[Records from a data collection]
---

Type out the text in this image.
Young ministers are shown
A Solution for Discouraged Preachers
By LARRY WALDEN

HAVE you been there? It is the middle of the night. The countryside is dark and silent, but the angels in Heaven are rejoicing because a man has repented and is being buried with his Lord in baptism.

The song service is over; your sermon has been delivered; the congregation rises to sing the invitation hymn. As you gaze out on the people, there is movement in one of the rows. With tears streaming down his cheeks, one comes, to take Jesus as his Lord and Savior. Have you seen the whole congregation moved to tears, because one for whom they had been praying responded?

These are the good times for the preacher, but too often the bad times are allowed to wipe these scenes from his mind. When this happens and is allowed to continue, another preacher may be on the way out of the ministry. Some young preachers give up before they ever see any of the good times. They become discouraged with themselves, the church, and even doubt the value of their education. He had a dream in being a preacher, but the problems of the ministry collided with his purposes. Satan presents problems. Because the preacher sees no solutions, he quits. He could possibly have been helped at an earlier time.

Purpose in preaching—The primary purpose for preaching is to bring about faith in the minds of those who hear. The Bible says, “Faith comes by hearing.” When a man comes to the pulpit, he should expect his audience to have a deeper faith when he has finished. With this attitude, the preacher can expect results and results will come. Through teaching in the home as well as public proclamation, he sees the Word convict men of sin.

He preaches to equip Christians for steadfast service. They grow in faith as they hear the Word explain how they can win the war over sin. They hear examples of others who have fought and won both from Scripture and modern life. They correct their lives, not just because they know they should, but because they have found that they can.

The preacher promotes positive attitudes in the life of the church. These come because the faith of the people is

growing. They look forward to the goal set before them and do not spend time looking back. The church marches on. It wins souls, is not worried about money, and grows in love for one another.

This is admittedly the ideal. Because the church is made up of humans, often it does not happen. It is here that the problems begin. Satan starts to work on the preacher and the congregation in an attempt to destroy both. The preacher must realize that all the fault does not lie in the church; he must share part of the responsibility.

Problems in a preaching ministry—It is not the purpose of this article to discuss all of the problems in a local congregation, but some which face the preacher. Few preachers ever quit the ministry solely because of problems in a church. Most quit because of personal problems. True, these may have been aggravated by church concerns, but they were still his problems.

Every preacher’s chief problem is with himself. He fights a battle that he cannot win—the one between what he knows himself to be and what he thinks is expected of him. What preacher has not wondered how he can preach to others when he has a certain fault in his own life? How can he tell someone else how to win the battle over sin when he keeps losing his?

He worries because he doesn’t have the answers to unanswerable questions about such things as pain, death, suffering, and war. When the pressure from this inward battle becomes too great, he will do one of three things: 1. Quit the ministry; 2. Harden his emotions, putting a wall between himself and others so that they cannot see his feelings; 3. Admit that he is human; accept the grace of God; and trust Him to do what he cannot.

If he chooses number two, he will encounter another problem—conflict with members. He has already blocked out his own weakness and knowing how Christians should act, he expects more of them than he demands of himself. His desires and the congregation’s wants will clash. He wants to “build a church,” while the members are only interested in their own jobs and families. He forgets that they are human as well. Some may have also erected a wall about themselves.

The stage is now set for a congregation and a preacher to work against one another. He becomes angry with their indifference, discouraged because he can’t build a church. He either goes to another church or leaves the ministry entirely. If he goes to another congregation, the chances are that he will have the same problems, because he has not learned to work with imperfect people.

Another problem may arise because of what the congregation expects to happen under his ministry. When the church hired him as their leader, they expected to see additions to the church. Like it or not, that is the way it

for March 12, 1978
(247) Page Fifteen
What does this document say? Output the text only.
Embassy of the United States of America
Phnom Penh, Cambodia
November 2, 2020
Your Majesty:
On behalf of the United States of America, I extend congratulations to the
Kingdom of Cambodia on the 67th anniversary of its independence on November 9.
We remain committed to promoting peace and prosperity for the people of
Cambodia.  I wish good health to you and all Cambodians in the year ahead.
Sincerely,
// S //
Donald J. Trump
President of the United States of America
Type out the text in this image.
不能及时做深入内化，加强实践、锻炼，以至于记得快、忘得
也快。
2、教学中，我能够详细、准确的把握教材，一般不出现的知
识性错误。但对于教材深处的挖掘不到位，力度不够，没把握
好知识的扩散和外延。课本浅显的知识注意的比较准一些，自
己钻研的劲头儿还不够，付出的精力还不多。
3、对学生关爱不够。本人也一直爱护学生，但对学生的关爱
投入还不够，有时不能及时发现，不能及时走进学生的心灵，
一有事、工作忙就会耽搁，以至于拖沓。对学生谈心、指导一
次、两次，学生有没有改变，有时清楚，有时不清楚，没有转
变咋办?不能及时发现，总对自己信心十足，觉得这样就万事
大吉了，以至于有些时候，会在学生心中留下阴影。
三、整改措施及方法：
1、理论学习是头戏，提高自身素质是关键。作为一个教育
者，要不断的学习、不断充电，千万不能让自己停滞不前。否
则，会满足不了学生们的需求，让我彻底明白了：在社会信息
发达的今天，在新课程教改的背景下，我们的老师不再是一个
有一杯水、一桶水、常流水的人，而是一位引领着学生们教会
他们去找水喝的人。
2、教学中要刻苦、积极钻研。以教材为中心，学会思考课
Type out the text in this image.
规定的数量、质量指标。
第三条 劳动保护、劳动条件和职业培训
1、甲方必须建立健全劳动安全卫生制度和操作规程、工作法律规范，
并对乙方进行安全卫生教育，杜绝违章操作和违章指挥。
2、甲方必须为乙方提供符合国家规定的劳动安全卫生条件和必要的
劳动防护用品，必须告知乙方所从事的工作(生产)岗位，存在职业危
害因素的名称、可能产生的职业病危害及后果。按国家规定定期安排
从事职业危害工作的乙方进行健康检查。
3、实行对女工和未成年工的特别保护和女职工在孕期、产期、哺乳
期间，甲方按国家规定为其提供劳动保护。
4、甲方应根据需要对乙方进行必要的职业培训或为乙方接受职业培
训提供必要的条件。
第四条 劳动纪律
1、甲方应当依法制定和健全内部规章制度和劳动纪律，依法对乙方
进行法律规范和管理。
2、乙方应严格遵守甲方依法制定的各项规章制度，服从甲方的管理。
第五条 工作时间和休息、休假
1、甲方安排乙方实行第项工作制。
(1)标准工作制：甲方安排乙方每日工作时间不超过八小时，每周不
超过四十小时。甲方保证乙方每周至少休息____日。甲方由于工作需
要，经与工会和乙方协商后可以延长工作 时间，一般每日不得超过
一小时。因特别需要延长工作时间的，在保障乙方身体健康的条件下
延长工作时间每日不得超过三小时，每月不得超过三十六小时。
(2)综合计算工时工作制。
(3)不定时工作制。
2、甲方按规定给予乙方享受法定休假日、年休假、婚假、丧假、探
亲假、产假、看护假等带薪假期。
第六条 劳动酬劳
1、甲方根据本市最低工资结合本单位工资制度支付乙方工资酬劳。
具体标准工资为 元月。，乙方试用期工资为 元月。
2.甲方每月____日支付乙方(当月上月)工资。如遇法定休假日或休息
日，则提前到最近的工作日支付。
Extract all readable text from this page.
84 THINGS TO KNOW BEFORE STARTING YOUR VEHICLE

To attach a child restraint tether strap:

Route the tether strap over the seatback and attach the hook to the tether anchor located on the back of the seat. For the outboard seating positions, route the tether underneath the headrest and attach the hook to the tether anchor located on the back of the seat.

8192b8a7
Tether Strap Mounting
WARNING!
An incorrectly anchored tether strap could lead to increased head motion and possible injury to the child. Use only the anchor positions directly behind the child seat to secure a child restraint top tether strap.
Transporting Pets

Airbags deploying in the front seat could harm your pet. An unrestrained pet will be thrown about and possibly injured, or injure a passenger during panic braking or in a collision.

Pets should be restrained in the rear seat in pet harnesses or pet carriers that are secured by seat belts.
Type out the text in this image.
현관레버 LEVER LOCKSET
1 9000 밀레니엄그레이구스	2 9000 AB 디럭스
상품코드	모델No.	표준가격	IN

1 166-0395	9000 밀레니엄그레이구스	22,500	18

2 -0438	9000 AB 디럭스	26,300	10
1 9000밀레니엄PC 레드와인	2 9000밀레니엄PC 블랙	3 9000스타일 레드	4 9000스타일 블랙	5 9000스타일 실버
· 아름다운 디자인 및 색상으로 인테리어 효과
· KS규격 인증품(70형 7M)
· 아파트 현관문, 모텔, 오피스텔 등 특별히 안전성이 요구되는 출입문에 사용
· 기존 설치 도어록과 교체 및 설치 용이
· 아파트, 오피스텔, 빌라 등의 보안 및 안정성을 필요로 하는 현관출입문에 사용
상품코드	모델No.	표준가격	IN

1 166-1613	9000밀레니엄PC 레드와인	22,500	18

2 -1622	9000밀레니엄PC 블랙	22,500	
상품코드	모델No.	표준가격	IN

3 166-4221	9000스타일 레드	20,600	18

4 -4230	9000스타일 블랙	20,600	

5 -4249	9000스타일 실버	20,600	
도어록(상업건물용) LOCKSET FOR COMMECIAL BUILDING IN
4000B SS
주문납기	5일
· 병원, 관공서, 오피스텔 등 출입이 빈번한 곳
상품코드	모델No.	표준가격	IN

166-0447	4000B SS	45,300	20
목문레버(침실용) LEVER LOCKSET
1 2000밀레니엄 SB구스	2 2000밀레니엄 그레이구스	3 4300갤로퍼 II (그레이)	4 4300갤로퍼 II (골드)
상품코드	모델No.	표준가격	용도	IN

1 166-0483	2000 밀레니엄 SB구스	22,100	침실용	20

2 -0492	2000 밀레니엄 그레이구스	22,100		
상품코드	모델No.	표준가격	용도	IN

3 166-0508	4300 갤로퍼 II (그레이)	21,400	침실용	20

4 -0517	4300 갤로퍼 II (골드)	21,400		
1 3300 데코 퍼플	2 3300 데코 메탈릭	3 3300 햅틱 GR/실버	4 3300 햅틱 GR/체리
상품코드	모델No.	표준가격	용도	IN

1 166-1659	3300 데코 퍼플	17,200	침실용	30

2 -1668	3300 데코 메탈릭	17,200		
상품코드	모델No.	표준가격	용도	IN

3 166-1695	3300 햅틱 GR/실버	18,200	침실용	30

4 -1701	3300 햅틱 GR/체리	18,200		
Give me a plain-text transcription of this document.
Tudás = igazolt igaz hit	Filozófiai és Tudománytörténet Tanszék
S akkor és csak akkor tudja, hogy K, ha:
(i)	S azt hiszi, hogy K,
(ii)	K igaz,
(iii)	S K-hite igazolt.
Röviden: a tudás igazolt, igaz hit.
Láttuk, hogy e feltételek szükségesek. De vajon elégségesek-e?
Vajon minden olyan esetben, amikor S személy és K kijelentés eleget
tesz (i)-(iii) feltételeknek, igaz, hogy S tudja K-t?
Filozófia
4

---

Quote exactly and only the lines from the one holding "Give me a plain-text" through the end of the data.

SOLUTION TO THIS EXERCISE:
Give me a plain-text transcription of this document.
Tudás = igazolt igaz hit	Filozófiai és Tudománytörténet Tanszék
S akkor és csak akkor tudja, hogy K, ha:
(i)	S azt hiszi, hogy K,
(ii)	K igaz,
(iii)	S K-hite igazolt.
Röviden: a tudás igazolt, igaz hit.
Láttuk, hogy e feltételek szükségesek. De vajon elégségesek-e?
Vajon minden olyan esetben, amikor S személy és K kijelentés eleget
tesz (i)-(iii) feltételeknek, igaz, hogy S tudja K-t?
Filozófia
4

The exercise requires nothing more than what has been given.